- _Selected passage_

I write. This is what I do. I’m a professional comedy writer. My job is to sit in a room with my vocabulary, select words and put them in an order that will not only hold your interest but also, hopefully, make you laugh. It’s treacherous work. Not that it requires heavy lifting or driving at breakneck speeds, but it is equally dangerous, as one misplaced word has the power to permanently affect the life of a character you’ve created. For example, the errant word in the following sentence, “Harvey is not dead so they will have a funeral and bury him” could conceivably alter the fate of Harvey who may very well have preferred to remain above ground until he was, indeed, dead.

Writing is said to be a lonely business, solitary in the task to fill up so many empty pages. And before I decided to try my hand at writing my autobiographical novel, “The Other Shulman,” I’ll confess I had fears about such an undertaking. Through the years, I’d been fortunate. Television and movie writing are comparatively social situations involving groups of similarly minded people pooling their talents to produce a script. This was my life during my years at “Saturday Night Live” and “It’s Garry Shandling’s Show”: funny people sit around a table, joke, eat pizza till all hours, share tales about their own childhoods or weekends, and the synergy ultimately results in a product that reflects the collective sensibilities of everyone involved. And my collaboration with Billy Crystal on his play, “700 Sundays,” where I helped my good friend create a Broadway show about his family, was an exhilarating experience because the continual flow of dialogue between us made time fly by and the production that much richer.

- _Challenge 1_
Answer these questions about the passage on comedy writing:
(a) What kind of writer does the author say they are by profession?
(b) What is the title of the author's autobiographical novel?
(c) Whose play did the author help create, and what is the play called?
- _Challenge 2_
Swap "Harvey" for "Walter" and write out the passage on comedy writing, everything from "I write. This" down to "was, indeed, dead.".

- _Records_

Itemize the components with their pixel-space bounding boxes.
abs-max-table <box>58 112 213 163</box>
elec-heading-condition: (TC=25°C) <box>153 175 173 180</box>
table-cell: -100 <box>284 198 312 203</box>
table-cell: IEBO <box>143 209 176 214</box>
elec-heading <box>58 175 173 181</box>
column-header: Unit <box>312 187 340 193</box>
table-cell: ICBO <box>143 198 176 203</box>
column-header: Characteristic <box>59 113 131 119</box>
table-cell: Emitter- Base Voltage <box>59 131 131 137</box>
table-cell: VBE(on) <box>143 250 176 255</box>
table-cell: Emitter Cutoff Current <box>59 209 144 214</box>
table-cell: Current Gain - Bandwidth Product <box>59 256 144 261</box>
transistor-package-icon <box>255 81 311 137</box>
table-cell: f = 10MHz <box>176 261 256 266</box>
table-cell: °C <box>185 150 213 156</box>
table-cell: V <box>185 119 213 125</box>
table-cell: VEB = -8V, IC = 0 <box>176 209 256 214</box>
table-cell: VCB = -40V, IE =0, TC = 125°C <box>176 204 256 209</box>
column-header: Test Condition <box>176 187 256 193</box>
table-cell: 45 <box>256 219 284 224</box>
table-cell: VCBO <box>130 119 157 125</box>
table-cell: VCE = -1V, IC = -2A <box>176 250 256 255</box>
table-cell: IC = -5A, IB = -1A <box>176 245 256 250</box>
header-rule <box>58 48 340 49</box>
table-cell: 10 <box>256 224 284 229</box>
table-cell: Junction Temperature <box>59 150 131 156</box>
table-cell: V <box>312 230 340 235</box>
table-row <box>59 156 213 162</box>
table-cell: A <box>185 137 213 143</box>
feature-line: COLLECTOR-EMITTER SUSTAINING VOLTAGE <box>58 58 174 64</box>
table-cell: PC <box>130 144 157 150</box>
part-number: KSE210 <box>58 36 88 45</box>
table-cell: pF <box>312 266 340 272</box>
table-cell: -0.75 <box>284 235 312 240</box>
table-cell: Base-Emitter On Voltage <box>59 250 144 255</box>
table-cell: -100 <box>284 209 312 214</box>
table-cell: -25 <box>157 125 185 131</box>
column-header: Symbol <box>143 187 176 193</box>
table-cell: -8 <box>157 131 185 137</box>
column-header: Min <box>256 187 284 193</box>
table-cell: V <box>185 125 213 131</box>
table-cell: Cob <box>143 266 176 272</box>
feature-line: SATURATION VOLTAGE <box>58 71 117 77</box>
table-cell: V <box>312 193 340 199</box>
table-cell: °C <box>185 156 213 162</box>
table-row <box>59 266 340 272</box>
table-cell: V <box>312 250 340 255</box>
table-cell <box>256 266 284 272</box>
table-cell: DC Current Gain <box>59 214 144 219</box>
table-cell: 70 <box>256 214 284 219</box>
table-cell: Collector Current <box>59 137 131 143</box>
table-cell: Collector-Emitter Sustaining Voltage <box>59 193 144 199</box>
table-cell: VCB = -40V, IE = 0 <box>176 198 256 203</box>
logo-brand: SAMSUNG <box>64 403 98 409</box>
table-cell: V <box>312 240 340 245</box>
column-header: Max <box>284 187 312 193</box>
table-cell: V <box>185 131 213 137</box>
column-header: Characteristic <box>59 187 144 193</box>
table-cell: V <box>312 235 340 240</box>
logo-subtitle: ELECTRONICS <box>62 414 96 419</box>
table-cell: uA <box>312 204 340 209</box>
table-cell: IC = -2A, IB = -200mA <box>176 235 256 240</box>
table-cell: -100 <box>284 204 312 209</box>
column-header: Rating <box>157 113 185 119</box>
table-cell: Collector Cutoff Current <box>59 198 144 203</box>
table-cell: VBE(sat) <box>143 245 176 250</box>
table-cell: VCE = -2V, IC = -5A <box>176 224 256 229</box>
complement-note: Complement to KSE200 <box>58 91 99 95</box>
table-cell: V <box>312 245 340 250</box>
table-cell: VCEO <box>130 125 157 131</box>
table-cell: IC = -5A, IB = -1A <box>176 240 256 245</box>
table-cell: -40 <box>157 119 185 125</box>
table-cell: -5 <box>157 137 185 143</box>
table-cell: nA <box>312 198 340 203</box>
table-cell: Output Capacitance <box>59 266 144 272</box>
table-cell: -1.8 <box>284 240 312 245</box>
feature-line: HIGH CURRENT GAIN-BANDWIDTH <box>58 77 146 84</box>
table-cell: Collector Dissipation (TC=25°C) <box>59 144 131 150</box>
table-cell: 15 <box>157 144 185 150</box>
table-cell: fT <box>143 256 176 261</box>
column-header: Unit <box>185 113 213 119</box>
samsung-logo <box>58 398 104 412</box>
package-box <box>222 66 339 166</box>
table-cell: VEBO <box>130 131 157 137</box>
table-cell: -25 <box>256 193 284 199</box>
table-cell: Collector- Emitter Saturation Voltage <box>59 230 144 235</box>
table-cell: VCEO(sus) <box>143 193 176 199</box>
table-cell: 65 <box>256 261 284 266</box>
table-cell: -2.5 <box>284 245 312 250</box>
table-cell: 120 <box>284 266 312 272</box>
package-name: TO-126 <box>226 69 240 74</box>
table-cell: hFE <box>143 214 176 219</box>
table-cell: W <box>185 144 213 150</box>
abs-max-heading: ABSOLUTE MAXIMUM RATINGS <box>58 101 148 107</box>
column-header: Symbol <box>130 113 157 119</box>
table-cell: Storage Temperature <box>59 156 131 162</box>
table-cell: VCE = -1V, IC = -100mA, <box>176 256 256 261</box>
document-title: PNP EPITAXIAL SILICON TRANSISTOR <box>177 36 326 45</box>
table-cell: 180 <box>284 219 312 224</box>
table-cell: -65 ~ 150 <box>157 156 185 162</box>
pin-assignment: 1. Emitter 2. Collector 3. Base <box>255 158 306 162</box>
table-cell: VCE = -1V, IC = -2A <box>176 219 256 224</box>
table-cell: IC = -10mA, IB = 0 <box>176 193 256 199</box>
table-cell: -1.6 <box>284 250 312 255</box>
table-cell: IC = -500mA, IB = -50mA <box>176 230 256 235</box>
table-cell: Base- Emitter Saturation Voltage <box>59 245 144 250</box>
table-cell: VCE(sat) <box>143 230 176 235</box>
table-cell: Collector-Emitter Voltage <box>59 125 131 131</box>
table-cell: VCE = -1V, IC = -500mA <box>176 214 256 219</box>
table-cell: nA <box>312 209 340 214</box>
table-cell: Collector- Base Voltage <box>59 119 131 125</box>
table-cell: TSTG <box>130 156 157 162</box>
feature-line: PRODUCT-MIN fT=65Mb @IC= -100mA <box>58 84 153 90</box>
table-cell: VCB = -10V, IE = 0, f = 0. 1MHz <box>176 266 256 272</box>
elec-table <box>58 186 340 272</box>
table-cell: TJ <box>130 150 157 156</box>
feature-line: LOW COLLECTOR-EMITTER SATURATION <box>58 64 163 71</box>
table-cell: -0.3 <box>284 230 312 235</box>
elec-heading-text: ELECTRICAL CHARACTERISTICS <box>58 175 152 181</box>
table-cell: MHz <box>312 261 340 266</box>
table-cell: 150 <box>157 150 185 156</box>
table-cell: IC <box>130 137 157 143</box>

- _Expected output 1_
(a) A professional comedy writer.
(b) "The Other Shulman."
(c) Billy Crystal's play, "700 Sundays."

- _Expected output 2_
I write. This is what I do. I’m a professional comedy writer. My job is to sit in a room with my vocabulary, select words and put them in an order that will not only hold your interest but also, hopefully, make you laugh. It’s treacherous work. Not that it requires heavy lifting or driving at breakneck speeds, but it is equally dangerous, as one misplaced word has the power to permanently affect the life of a character you’ve created. For example, the errant word in the following sentence, “Walter is not dead so they will have a funeral and bury him” could conceivably alter the fate of Walter who may very well have preferred to remain above ground until he was, indeed, dead.